▸ Short problem:
Retype every line of the items below precisely as it appears, leaving out the pictures.

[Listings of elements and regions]
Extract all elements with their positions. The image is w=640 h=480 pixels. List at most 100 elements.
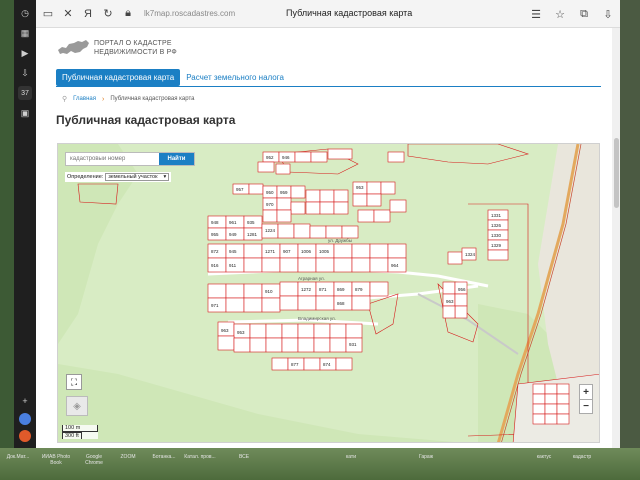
parcel-label: 907: [283, 249, 291, 254]
chevron-down-icon: ▾: [163, 174, 167, 180]
parcel-label: 948: [211, 220, 219, 225]
bookmark-star-icon[interactable]: ☆: [552, 6, 568, 22]
close-tab-icon[interactable]: ✕: [60, 6, 76, 22]
parcel-label: 971: [211, 303, 219, 308]
parcel-label: 1331: [491, 213, 502, 218]
parcel-label: 916: [211, 263, 219, 268]
parcel-label: 868: [337, 301, 345, 306]
parcel-label: 869: [337, 287, 345, 292]
parcel-label: 1006: [301, 249, 312, 254]
cadastral-number-input[interactable]: [66, 153, 159, 165]
definition-value: земельный участок: [108, 174, 158, 180]
tabs-icon[interactable]: ▦: [18, 26, 32, 40]
page-scrollbar[interactable]: [612, 28, 620, 448]
parcel-label: 957: [236, 187, 244, 192]
russia-map-logo: [58, 40, 89, 54]
fullscreen-button[interactable]: ⛶: [66, 374, 82, 390]
parcel-label: 963: [221, 328, 229, 333]
tab-land-tax[interactable]: Расчет земельного налога: [186, 73, 284, 82]
parcel-label: 910: [265, 289, 273, 294]
desktop-shortcut[interactable]: Google Chrome: [78, 454, 110, 466]
parcel-label: 955: [211, 232, 219, 237]
parcel-label: 874: [323, 362, 331, 367]
parcel-label: 1324: [465, 252, 476, 257]
parcel-label: 953: [356, 185, 364, 190]
desktop-shortcut[interactable]: ZOOM: [112, 454, 144, 460]
desktop-shortcut[interactable]: кактус: [528, 454, 560, 460]
parcel-label: 1329: [491, 243, 502, 248]
browser-window: ▭ ✕ Я ↻ 🔒︎ lk7map.roscadastres.com Публи…: [36, 0, 620, 448]
street-label: Аграрная ул.: [298, 276, 325, 281]
breadcrumb-current: Публичная кадастровая карта: [110, 96, 195, 102]
desktop-shortcut[interactable]: Ботанка...: [148, 454, 180, 460]
map-scale: 100 m 300 ft: [62, 425, 98, 439]
cadastral-map[interactable]: 952 946 957 950 959 953 970 948 961 935 …: [57, 143, 600, 443]
breadcrumb-chevron-icon: ›: [101, 95, 105, 103]
app-icon-blue[interactable]: [19, 413, 31, 425]
desktop-shortcut[interactable]: Гараж: [410, 454, 442, 460]
url-field[interactable]: lk7map.roscadastres.com: [144, 9, 264, 18]
parcel-label: 970: [266, 202, 274, 207]
layers-icon: ◈: [73, 400, 81, 412]
parcel-label: 872: [211, 249, 219, 254]
parcel-label: 877: [291, 362, 299, 367]
history-icon[interactable]: ◷: [18, 6, 32, 20]
cadastral-search: Найти: [65, 152, 195, 166]
parcel-label: 950: [266, 190, 274, 195]
scrollbar-thumb[interactable]: [614, 138, 619, 208]
zoom-out-button[interactable]: −: [580, 399, 592, 413]
app-icon-orange[interactable]: [19, 430, 31, 442]
desktop-shortcut[interactable]: ИИАВ Photo Book: [40, 454, 72, 466]
desktop-shortcut[interactable]: Док.Мат...: [2, 454, 34, 460]
location-pin-icon: ⚲: [62, 96, 68, 103]
fullscreen-icon: ⛶: [70, 376, 78, 387]
portal-line1: ПОРТАЛ О КАДАСТРЕ: [94, 40, 172, 47]
desktop-shortcut[interactable]: кати: [335, 454, 367, 460]
street-label: ул. Дружбы: [328, 238, 352, 243]
portal-title: ПОРТАЛ О КАДАСТРЕ НЕДВИЖИМОСТИ В РФ: [94, 39, 177, 57]
download-toolbar-icon[interactable]: ⇩: [600, 6, 616, 22]
desktop-shortcut[interactable]: ВСЕ: [228, 454, 260, 460]
parcel-label: 952: [266, 155, 274, 160]
parcel-label: 1330: [491, 233, 502, 238]
desktop-right-strip: [620, 0, 640, 448]
download-icon[interactable]: ⇩: [18, 66, 32, 80]
browser-toolbar: ▭ ✕ Я ↻ 🔒︎ lk7map.roscadastres.com Публи…: [36, 0, 620, 28]
site-header[interactable]: ПОРТАЛ О КАДАСТРЕ НЕДВИЖИМОСТИ В РФ: [56, 38, 177, 58]
scale-feet: 300 ft: [62, 432, 82, 439]
parcel-label: 956: [458, 287, 466, 292]
search-button[interactable]: Найти: [159, 153, 194, 165]
map-canvas[interactable]: 952 946 957 950 959 953 970 948 961 935 …: [58, 144, 600, 443]
parcel-label: 945: [229, 249, 237, 254]
breadcrumb: ⚲ Главная › Публичная кадастровая карта: [62, 95, 195, 104]
desktop-shortcut[interactable]: кадастр: [566, 454, 598, 460]
new-tab-icon[interactable]: ▭: [40, 6, 56, 22]
lock-icon: 🔒︎: [125, 7, 131, 19]
parcel-label: 1271: [265, 249, 276, 254]
desktop-shortcut[interactable]: Катал. пров...: [184, 454, 216, 460]
definition-select[interactable]: земельный участок ▾: [105, 173, 170, 181]
street-label: Владимирская ул.: [298, 316, 336, 321]
parcel-label: 964: [391, 263, 399, 268]
parcel-label: 961: [229, 220, 237, 225]
parcel-label: 963: [446, 299, 454, 304]
bookmarks-icon[interactable]: ☰: [528, 6, 544, 22]
play-icon[interactable]: ▶: [18, 46, 32, 60]
layers-button[interactable]: ◈: [66, 396, 88, 416]
reload-icon[interactable]: ↻: [100, 6, 116, 22]
parcel-label: 1326: [491, 223, 502, 228]
parcel-label: 871: [319, 287, 327, 292]
page-title: Публичная кадастровая карта: [56, 113, 236, 127]
parcel-label: 931: [349, 342, 357, 347]
desktop-left-strip: [0, 0, 14, 480]
zoom-in-button[interactable]: +: [580, 385, 592, 399]
collections-icon[interactable]: ▣: [18, 106, 32, 120]
tab-cadastral-map[interactable]: Публичная кадастровая карта: [56, 69, 181, 86]
notification-badge[interactable]: 37: [18, 86, 32, 100]
parcel-label: 879: [355, 287, 363, 292]
yandex-icon[interactable]: Я: [80, 6, 96, 22]
parcel-label: 1224: [265, 228, 276, 233]
extensions-icon[interactable]: ⧉: [576, 6, 592, 22]
breadcrumb-home[interactable]: Главная: [73, 96, 96, 102]
add-icon[interactable]: +: [18, 394, 32, 408]
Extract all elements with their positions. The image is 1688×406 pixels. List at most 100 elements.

▸ The answer:
Extract all elements with their positions. The image is w=640 h=480 pixels. List at most 100 elements.
parcel-label: 907: [283, 249, 291, 254]
chevron-down-icon: ▾: [163, 174, 167, 180]
parcel-label: 948: [211, 220, 219, 225]
bookmark-star-icon[interactable]: ☆: [552, 6, 568, 22]
close-tab-icon[interactable]: ✕: [60, 6, 76, 22]
parcel-label: 971: [211, 303, 219, 308]
parcel-label: 1331: [491, 213, 502, 218]
parcel-label: 916: [211, 263, 219, 268]
parcel-label: 868: [337, 301, 345, 306]
parcel-label: 869: [337, 287, 345, 292]
parcel-label: 1006: [301, 249, 312, 254]
cadastral-number-input[interactable]: [66, 153, 159, 165]
definition-value: земельный участок: [108, 174, 158, 180]
tabs-icon[interactable]: ▦: [18, 26, 32, 40]
page-scrollbar[interactable]: [612, 28, 620, 448]
parcel-label: 957: [236, 187, 244, 192]
russia-map-logo: [58, 40, 89, 54]
fullscreen-button[interactable]: ⛶: [66, 374, 82, 390]
parcel-label: 963: [221, 328, 229, 333]
tab-land-tax[interactable]: Расчет земельного налога: [186, 73, 284, 82]
parcel-label: 910: [265, 289, 273, 294]
desktop-shortcut[interactable]: Google Chrome: [78, 454, 110, 466]
parcel-label: 955: [211, 232, 219, 237]
parcel-label: 874: [323, 362, 331, 367]
parcel-label: 1324: [465, 252, 476, 257]
parcel-label: 953: [356, 185, 364, 190]
desktop-shortcut[interactable]: ZOOM: [112, 454, 144, 460]
desktop-shortcut[interactable]: кактус: [528, 454, 560, 460]
parcel-label: 1329: [491, 243, 502, 248]
browser-window: ▭ ✕ Я ↻ 🔒︎ lk7map.roscadastres.com Публи…: [36, 0, 620, 448]
street-label: Аграрная ул.: [298, 276, 325, 281]
breadcrumb-current: Публичная кадастровая карта: [110, 96, 195, 102]
desktop-shortcut[interactable]: Ботанка...: [148, 454, 180, 460]
map-scale: 100 m 300 ft: [62, 425, 98, 439]
cadastral-map[interactable]: 952 946 957 950 959 953 970 948 961 935 …: [57, 143, 600, 443]
breadcrumb-chevron-icon: ›: [101, 95, 105, 103]
app-icon-blue[interactable]: [19, 413, 31, 425]
desktop-shortcut[interactable]: Гараж: [410, 454, 442, 460]
url-field[interactable]: lk7map.roscadastres.com: [144, 9, 264, 18]
parcel-label: 970: [266, 202, 274, 207]
layers-icon: ◈: [73, 400, 81, 412]
parcel-label: 872: [211, 249, 219, 254]
parcel-label: 877: [291, 362, 299, 367]
history-icon[interactable]: ◷: [18, 6, 32, 20]
cadastral-search: Найти: [65, 152, 195, 166]
parcel-label: 950: [266, 190, 274, 195]
scrollbar-thumb[interactable]: [614, 138, 619, 208]
zoom-out-button[interactable]: −: [580, 399, 592, 413]
app-icon-orange[interactable]: [19, 430, 31, 442]
desktop-shortcut[interactable]: ИИАВ Photo Book: [40, 454, 72, 466]
desktop-shortcut[interactable]: Док.Мат...: [2, 454, 34, 460]
location-pin-icon: ⚲: [62, 96, 68, 103]
fullscreen-icon: ⛶: [70, 376, 78, 387]
portal-line1: ПОРТАЛ О КАДАСТРЕ: [94, 40, 172, 47]
desktop-shortcut[interactable]: кати: [335, 454, 367, 460]
street-label: ул. Дружбы: [328, 238, 352, 243]
portal-title: ПОРТАЛ О КАДАСТРЕ НЕДВИЖИМОСТИ В РФ: [94, 39, 177, 57]
download-toolbar-icon[interactable]: ⇩: [600, 6, 616, 22]
desktop-shortcut[interactable]: ВСЕ: [228, 454, 260, 460]
parcel-label: 952: [266, 155, 274, 160]
parcel-label: 1330: [491, 233, 502, 238]
desktop-right-strip: [620, 0, 640, 448]
download-icon[interactable]: ⇩: [18, 66, 32, 80]
browser-toolbar: ▭ ✕ Я ↻ 🔒︎ lk7map.roscadastres.com Публи…: [36, 0, 620, 28]
site-header[interactable]: ПОРТАЛ О КАДАСТРЕ НЕДВИЖИМОСТИ В РФ: [56, 38, 177, 58]
scale-feet: 300 ft: [62, 432, 82, 439]
parcel-label: 956: [458, 287, 466, 292]
search-button[interactable]: Найти: [159, 153, 194, 165]
map-canvas[interactable]: 952 946 957 950 959 953 970 948 961 935 …: [58, 144, 600, 443]
parcel-label: 945: [229, 249, 237, 254]
breadcrumb: ⚲ Главная › Публичная кадастровая карта: [62, 95, 195, 104]
desktop-shortcut[interactable]: кадастр: [566, 454, 598, 460]
new-tab-icon[interactable]: ▭: [40, 6, 56, 22]
lock-icon: 🔒︎: [125, 7, 131, 19]
parcel-label: 1271: [265, 249, 276, 254]
desktop-shortcut[interactable]: Катал. пров...: [184, 454, 216, 460]
definition-select[interactable]: земельный участок ▾: [105, 173, 170, 181]
street-label: Владимирская ул.: [298, 316, 336, 321]
parcel-label: 964: [391, 263, 399, 268]
parcel-label: 961: [229, 220, 237, 225]
parcel-label: 963: [446, 299, 454, 304]
bookmarks-icon[interactable]: ☰: [528, 6, 544, 22]
play-icon[interactable]: ▶: [18, 46, 32, 60]
layers-button[interactable]: ◈: [66, 396, 88, 416]
reload-icon[interactable]: ↻: [100, 6, 116, 22]
parcel-label: 1326: [491, 223, 502, 228]
parcel-label: 871: [319, 287, 327, 292]
page-title: Публичная кадастровая карта: [56, 113, 236, 127]
parcel-label: 931: [349, 342, 357, 347]
desktop-left-strip: [0, 0, 14, 480]
zoom-in-button[interactable]: +: [580, 385, 592, 399]
collections-icon[interactable]: ▣: [18, 106, 32, 120]
tab-cadastral-map[interactable]: Публичная кадастровая карта: [56, 69, 181, 86]
notification-badge[interactable]: 37: [18, 86, 32, 100]
parcel-label: 879: [355, 287, 363, 292]
yandex-icon[interactable]: Я: [80, 6, 96, 22]
parcel-label: 1224: [265, 228, 276, 233]
extensions-icon[interactable]: ⧉: [576, 6, 592, 22]
breadcrumb-home[interactable]: Главная: [73, 96, 96, 102]
add-icon[interactable]: +: [18, 394, 32, 408]
Extract all elements with their positions. The image is 1688×406 pixels. List at most 100 elements.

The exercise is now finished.